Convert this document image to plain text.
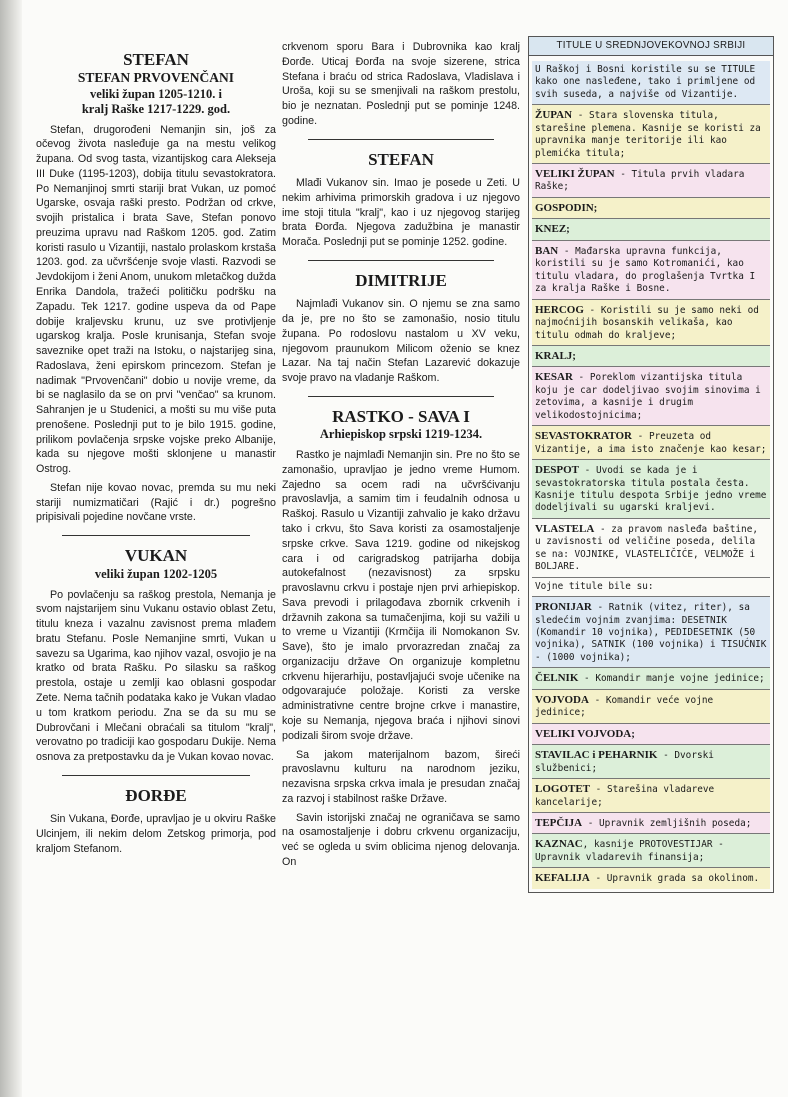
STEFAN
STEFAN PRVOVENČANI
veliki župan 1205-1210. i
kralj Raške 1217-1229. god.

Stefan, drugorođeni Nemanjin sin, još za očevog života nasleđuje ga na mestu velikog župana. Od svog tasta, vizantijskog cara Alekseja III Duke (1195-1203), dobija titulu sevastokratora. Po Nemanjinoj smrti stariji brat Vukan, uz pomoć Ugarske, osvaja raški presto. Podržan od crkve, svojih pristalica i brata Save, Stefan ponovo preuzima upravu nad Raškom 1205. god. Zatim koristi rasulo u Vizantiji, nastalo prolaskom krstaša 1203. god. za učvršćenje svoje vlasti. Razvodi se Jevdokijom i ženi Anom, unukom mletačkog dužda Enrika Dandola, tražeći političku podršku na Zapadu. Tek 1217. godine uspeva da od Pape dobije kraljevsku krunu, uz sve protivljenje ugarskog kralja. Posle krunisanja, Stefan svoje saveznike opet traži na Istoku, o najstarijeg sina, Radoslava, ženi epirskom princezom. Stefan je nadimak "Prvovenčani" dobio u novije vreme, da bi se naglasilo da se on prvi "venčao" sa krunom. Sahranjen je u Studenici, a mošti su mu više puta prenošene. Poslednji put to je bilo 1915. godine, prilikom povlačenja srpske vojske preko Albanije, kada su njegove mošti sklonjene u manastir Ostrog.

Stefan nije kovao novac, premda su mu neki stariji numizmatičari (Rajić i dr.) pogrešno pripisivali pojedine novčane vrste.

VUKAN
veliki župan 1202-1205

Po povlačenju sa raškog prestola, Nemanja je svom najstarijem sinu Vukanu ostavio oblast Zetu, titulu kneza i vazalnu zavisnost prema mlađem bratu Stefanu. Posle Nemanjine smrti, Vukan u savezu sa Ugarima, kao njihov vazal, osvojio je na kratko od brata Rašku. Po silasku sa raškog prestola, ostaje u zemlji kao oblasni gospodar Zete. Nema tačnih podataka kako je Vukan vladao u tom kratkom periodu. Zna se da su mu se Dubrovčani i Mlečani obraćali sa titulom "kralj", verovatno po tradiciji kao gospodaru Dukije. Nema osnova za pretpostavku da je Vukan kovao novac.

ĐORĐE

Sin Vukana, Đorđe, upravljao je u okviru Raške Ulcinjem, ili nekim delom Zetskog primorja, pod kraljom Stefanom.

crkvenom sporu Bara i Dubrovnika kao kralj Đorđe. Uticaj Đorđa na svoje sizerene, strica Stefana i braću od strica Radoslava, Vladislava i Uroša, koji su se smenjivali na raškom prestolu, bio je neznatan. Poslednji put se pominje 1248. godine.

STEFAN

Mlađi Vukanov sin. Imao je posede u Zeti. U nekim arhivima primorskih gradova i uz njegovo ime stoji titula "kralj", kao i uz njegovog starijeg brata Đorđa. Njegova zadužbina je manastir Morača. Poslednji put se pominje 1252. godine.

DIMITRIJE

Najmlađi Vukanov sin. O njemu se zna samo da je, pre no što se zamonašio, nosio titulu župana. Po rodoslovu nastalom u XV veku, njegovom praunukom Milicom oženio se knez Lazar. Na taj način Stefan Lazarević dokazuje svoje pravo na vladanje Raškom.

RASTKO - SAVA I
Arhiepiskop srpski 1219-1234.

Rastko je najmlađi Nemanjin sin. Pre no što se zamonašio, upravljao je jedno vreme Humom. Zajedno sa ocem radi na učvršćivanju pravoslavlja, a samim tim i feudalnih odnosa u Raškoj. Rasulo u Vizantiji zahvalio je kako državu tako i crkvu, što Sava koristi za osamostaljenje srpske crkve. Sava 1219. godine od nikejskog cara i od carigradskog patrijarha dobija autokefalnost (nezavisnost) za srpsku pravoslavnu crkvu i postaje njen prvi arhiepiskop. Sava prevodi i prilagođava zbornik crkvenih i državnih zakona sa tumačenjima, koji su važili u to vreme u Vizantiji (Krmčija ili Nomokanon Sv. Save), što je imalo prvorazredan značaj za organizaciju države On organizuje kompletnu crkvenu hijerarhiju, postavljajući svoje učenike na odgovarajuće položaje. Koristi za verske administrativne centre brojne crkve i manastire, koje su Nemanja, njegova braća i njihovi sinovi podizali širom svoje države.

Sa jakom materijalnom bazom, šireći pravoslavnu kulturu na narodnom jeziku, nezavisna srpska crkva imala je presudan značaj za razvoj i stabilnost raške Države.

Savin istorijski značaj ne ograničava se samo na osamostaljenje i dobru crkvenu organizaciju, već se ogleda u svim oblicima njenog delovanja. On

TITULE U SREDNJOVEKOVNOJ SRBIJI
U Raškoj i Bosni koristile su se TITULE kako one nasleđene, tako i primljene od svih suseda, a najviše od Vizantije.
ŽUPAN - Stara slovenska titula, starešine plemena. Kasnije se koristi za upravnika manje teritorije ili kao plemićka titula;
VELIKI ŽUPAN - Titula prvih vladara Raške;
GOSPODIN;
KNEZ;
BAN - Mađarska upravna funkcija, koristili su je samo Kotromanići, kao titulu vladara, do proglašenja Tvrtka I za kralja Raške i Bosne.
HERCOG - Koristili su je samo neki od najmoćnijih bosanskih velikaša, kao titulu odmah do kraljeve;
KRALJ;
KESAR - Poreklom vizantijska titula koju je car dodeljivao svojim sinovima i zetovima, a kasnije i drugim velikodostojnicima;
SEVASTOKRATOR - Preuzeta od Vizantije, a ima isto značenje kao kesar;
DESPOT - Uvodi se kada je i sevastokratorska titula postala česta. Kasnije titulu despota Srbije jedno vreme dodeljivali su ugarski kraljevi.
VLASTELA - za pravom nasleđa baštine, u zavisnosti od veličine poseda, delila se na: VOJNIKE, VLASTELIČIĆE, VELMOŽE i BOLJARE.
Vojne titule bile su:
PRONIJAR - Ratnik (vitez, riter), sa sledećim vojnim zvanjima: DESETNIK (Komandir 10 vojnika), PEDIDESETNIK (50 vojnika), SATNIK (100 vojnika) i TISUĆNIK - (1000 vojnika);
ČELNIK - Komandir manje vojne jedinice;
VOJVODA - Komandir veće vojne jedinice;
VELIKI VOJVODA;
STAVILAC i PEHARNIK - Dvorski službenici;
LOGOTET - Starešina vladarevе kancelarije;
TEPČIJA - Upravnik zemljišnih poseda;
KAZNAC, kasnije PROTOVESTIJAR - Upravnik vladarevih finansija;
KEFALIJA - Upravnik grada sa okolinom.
|---|
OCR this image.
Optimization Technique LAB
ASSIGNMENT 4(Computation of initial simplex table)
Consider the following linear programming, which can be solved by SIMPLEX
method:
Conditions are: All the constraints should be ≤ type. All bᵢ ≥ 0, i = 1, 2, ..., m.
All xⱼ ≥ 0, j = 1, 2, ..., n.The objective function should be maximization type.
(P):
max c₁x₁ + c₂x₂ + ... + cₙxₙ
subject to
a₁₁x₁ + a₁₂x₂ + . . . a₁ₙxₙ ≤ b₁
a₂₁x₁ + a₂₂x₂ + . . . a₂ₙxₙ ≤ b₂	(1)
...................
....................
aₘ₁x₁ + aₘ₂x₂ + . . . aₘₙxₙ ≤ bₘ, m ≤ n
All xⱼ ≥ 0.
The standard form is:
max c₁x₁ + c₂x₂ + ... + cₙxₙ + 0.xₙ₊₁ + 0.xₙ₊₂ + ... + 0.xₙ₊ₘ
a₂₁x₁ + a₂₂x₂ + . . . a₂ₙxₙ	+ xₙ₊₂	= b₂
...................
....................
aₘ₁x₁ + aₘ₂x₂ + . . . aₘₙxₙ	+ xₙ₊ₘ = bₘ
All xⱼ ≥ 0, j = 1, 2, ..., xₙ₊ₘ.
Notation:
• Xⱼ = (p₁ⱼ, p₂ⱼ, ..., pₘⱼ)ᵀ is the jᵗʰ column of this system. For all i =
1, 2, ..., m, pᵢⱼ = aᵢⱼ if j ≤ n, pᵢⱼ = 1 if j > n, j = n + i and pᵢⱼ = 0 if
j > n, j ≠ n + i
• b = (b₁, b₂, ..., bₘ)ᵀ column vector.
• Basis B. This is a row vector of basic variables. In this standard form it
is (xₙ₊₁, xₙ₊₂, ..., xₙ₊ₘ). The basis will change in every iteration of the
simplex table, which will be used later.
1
|---|
• _Task description_
Report the number of lines in the entries above that include the string "form". Give nothing but the number.

• _Answer to the exercise_
2